Write the material out again in full, word for word. Do not include the pictures.
----
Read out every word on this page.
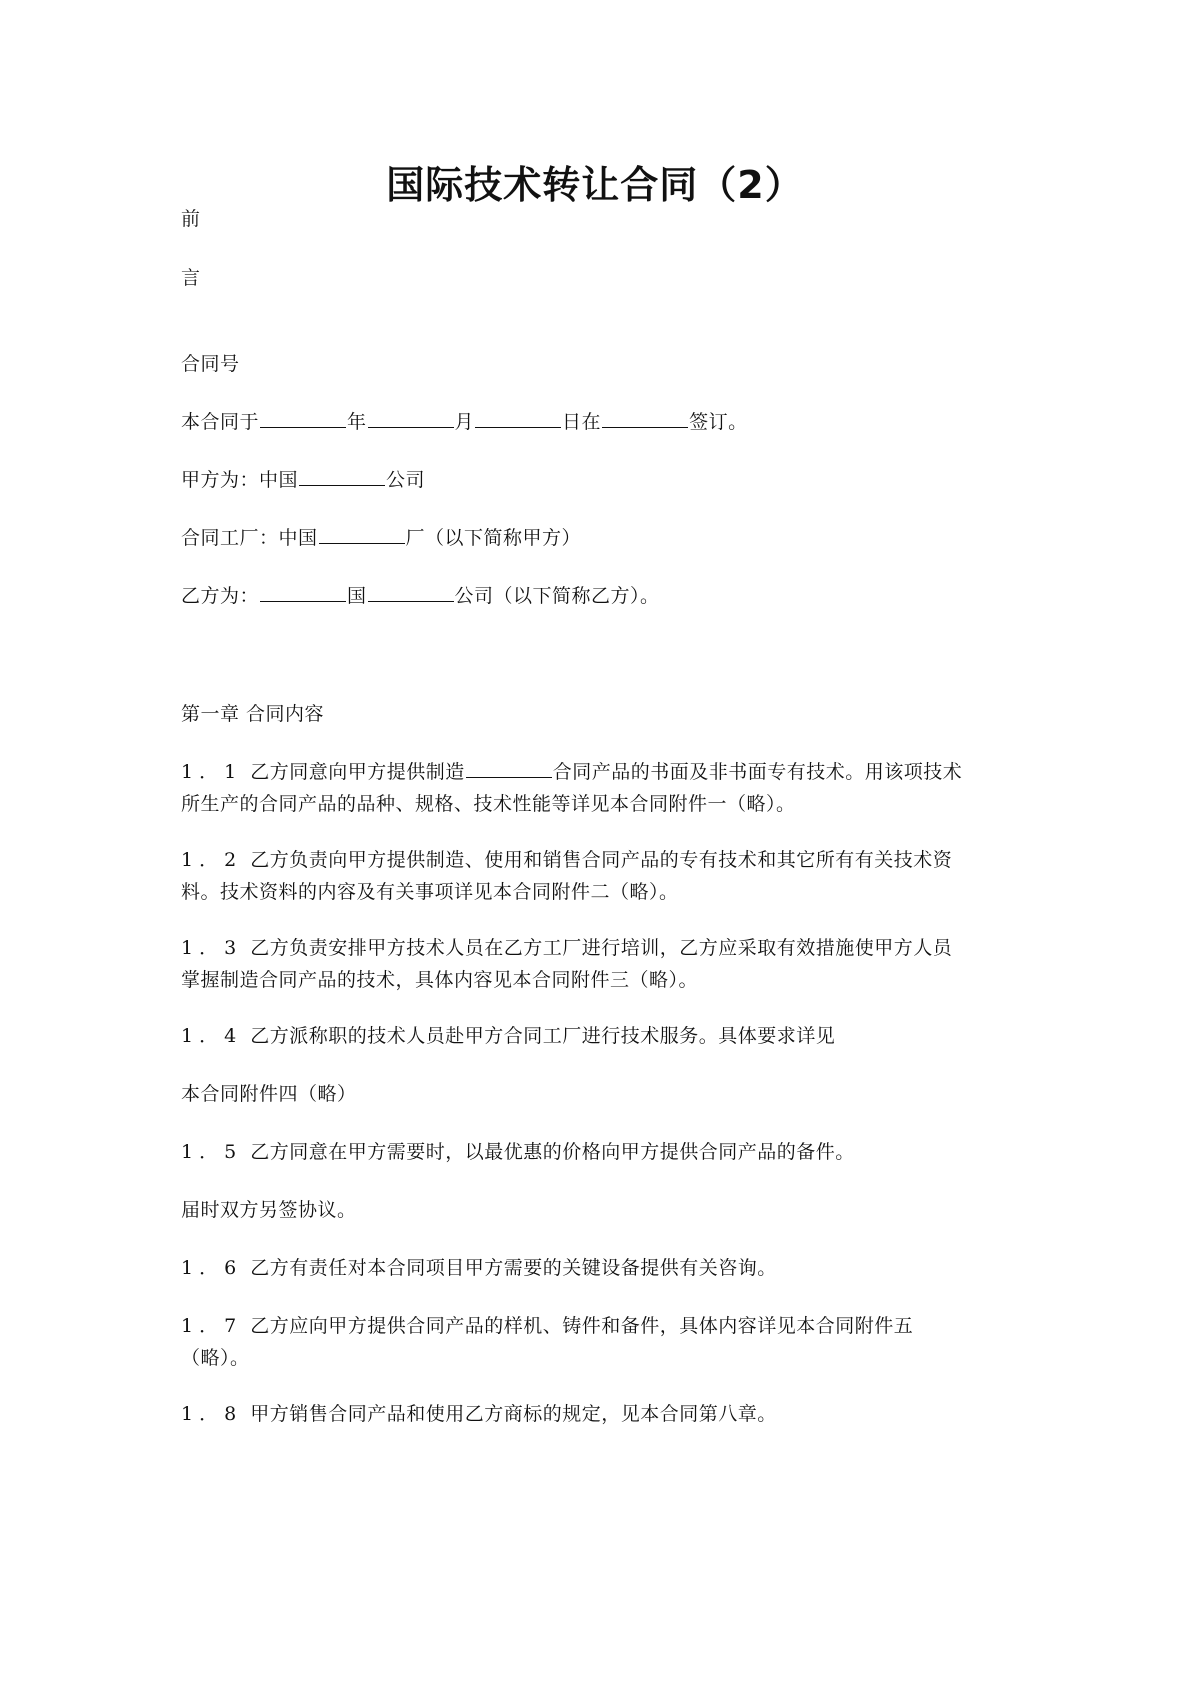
国际技术转让合同（2）
前
言
合同号
本合同于	年	月	日在	签订。
甲方为：中国	公司
合同工厂：中国	厂（以下简称甲方）
乙方为：	国	公司（以下简称乙方）。
第一章 合同内容
1．1 乙方同意向甲方提供制造	合同产品的书面及非书面专有技术。用该项技术
所生产的合同产品的品种、规格、技术性能等详见本合同附件一（略）。
1．2 乙方负责向甲方提供制造、使用和销售合同产品的专有技术和其它所有有关技术资
料。技术资料的内容及有关事项详见本合同附件二（略）。
1．3 乙方负责安排甲方技术人员在乙方工厂进行培训，乙方应采取有效措施使甲方人员
掌握制造合同产品的技术，具体内容见本合同附件三（略）。
1．4 乙方派称职的技术人员赴甲方合同工厂进行技术服务。具体要求详见
本合同附件四（略）
1．5 乙方同意在甲方需要时，以最优惠的价格向甲方提供合同产品的备件。
届时双方另签协议。
1．6 乙方有责任对本合同项目甲方需要的关键设备提供有关咨询。
1．7 乙方应向甲方提供合同产品的样机、铸件和备件，具体内容详见本合同附件五
（略）。
1．8 甲方销售合同产品和使用乙方商标的规定，见本合同第八章。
----
**Solution to this exercise**
Read out every word on this page.
国际技术转让合同（2）
前
言
合同号
本合同于	年	月	日在	签订。
甲方为：中国	公司
合同工厂：中国	厂（以下简称甲方）
乙方为：	国	公司（以下简称乙方）。
第一章 合同内容
1．1 乙方同意向甲方提供制造	合同产品的书面及非书面专有技术。用该项技术
所生产的合同产品的品种、规格、技术性能等详见本合同附件一（略）。
1．2 乙方负责向甲方提供制造、使用和销售合同产品的专有技术和其它所有有关技术资
料。技术资料的内容及有关事项详见本合同附件二（略）。
1．3 乙方负责安排甲方技术人员在乙方工厂进行培训，乙方应采取有效措施使甲方人员
掌握制造合同产品的技术，具体内容见本合同附件三（略）。
1．4 乙方派称职的技术人员赴甲方合同工厂进行技术服务。具体要求详见
本合同附件四（略）
1．5 乙方同意在甲方需要时，以最优惠的价格向甲方提供合同产品的备件。
届时双方另签协议。
1．6 乙方有责任对本合同项目甲方需要的关键设备提供有关咨询。
1．7 乙方应向甲方提供合同产品的样机、铸件和备件，具体内容详见本合同附件五
（略）。
1．8 甲方销售合同产品和使用乙方商标的规定，见本合同第八章。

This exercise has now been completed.